*The task*:
Every line below should be repeated exactly.

*Available data*:
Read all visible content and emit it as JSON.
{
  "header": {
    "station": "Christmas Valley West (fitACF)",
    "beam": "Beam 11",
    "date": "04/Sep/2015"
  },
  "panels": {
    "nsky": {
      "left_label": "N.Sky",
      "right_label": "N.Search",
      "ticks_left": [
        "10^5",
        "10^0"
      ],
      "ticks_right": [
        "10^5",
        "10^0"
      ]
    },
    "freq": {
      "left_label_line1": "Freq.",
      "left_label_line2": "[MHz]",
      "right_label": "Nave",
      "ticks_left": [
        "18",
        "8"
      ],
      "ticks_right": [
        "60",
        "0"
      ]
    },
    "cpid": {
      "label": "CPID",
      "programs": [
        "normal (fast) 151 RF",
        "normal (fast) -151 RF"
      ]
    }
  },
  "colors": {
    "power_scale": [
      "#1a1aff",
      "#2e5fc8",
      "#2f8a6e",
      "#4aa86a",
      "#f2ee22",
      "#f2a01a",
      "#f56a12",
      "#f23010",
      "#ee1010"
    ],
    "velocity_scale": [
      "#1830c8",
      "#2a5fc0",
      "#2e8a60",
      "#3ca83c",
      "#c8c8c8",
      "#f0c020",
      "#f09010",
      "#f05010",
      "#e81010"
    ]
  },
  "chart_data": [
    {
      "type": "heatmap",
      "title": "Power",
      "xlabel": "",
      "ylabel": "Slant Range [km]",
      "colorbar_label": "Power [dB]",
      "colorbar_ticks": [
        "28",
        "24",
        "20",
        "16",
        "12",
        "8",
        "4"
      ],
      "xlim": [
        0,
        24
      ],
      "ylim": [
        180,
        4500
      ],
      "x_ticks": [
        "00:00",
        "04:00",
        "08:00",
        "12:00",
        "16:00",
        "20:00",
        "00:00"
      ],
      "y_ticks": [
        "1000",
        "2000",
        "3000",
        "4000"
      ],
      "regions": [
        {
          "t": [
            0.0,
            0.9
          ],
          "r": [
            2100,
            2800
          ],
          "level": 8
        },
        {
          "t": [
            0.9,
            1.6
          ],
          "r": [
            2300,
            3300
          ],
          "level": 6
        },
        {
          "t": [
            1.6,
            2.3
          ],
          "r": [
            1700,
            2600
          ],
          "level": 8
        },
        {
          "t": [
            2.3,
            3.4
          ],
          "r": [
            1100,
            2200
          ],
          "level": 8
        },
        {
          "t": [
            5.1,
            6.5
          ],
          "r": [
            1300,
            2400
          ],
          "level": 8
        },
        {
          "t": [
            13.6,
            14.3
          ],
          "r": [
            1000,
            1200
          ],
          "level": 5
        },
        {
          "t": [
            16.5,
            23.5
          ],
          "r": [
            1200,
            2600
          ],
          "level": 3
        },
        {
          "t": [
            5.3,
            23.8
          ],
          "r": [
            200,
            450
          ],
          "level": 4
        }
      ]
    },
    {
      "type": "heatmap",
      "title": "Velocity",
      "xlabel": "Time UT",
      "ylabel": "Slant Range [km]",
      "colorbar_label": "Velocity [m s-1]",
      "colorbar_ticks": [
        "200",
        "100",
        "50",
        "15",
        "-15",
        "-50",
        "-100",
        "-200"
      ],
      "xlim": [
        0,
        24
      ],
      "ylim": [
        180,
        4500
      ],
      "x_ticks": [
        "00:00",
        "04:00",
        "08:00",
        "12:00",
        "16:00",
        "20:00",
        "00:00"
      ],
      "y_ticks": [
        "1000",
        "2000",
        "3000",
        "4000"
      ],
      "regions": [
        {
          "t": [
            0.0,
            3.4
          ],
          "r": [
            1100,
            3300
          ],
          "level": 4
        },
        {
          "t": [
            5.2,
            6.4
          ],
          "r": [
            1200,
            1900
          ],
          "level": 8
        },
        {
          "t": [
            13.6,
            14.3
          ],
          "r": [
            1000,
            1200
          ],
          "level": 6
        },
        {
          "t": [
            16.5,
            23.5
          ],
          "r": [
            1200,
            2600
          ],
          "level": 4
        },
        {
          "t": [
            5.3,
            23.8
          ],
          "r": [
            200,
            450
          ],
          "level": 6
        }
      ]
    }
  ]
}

*Result*:
Read all visible content and emit it as JSON.
{
  "header": {
    "station": "Christmas Valley West (fitACF)",
    "beam": "Beam 11",
    "date": "04/Sep/2015"
  },
  "panels": {
    "nsky": {
      "left_label": "N.Sky",
      "right_label": "N.Search",
      "ticks_left": [
        "10^5",
        "10^0"
      ],
      "ticks_right": [
        "10^5",
        "10^0"
      ]
    },
    "freq": {
      "left_label_line1": "Freq.",
      "left_label_line2": "[MHz]",
      "right_label": "Nave",
      "ticks_left": [
        "18",
        "8"
      ],
      "ticks_right": [
        "60",
        "0"
      ]
    },
    "cpid": {
      "label": "CPID",
      "programs": [
        "normal (fast) 151 RF",
        "normal (fast) -151 RF"
      ]
    }
  },
  "colors": {
    "power_scale": [
      "#1a1aff",
      "#2e5fc8",
      "#2f8a6e",
      "#4aa86a",
      "#f2ee22",
      "#f2a01a",
      "#f56a12",
      "#f23010",
      "#ee1010"
    ],
    "velocity_scale": [
      "#1830c8",
      "#2a5fc0",
      "#2e8a60",
      "#3ca83c",
      "#c8c8c8",
      "#f0c020",
      "#f09010",
      "#f05010",
      "#e81010"
    ]
  },
  "chart_data": [
    {
      "type": "heatmap",
      "title": "Power",
      "xlabel": "",
      "ylabel": "Slant Range [km]",
      "colorbar_label": "Power [dB]",
      "colorbar_ticks": [
        "28",
        "24",
        "20",
        "16",
        "12",
        "8",
        "4"
      ],
      "xlim": [
        0,
        24
      ],
      "ylim": [
        180,
        4500
      ],
      "x_ticks": [
        "00:00",
        "04:00",
        "08:00",
        "12:00",
        "16:00",
        "20:00",
        "00:00"
      ],
      "y_ticks": [
        "1000",
        "2000",
        "3000",
        "4000"
      ],
      "regions": [
        {
          "t": [
            0.0,
            0.9
          ],
          "r": [
            2100,
            2800
          ],
          "level": 8
        },
        {
          "t": [
            0.9,
            1.6
          ],
          "r": [
            2300,
            3300
          ],
          "level": 6
        },
        {
          "t": [
            1.6,
            2.3
          ],
          "r": [
            1700,
            2600
          ],
          "level": 8
        },
        {
          "t": [
            2.3,
            3.4
          ],
          "r": [
            1100,
            2200
          ],
          "level": 8
        },
        {
          "t": [
            5.1,
            6.5
          ],
          "r": [
            1300,
            2400
          ],
          "level": 8
        },
        {
          "t": [
            13.6,
            14.3
          ],
          "r": [
            1000,
            1200
          ],
          "level": 5
        },
        {
          "t": [
            16.5,
            23.5
          ],
          "r": [
            1200,
            2600
          ],
          "level": 3
        },
        {
          "t": [
            5.3,
            23.8
          ],
          "r": [
            200,
            450
          ],
          "level": 4
        }
      ]
    },
    {
      "type": "heatmap",
      "title": "Velocity",
      "xlabel": "Time UT",
      "ylabel": "Slant Range [km]",
      "colorbar_label": "Velocity [m s-1]",
      "colorbar_ticks": [
        "200",
        "100",
        "50",
        "15",
        "-15",
        "-50",
        "-100",
        "-200"
      ],
      "xlim": [
        0,
        24
      ],
      "ylim": [
        180,
        4500
      ],
      "x_ticks": [
        "00:00",
        "04:00",
        "08:00",
        "12:00",
        "16:00",
        "20:00",
        "00:00"
      ],
      "y_ticks": [
        "1000",
        "2000",
        "3000",
        "4000"
      ],
      "regions": [
        {
          "t": [
            0.0,
            3.4
          ],
          "r": [
            1100,
            3300
          ],
          "level": 4
        },
        {
          "t": [
            5.2,
            6.4
          ],
          "r": [
            1200,
            1900
          ],
          "level": 8
        },
        {
          "t": [
            13.6,
            14.3
          ],
          "r": [
            1000,
            1200
          ],
          "level": 6
        },
        {
          "t": [
            16.5,
            23.5
          ],
          "r": [
            1200,
            2600
          ],
          "level": 4
        },
        {
          "t": [
            5.3,
            23.8
          ],
          "r": [
            200,
            450
          ],
          "level": 6
        }
      ]
    }
  ]
}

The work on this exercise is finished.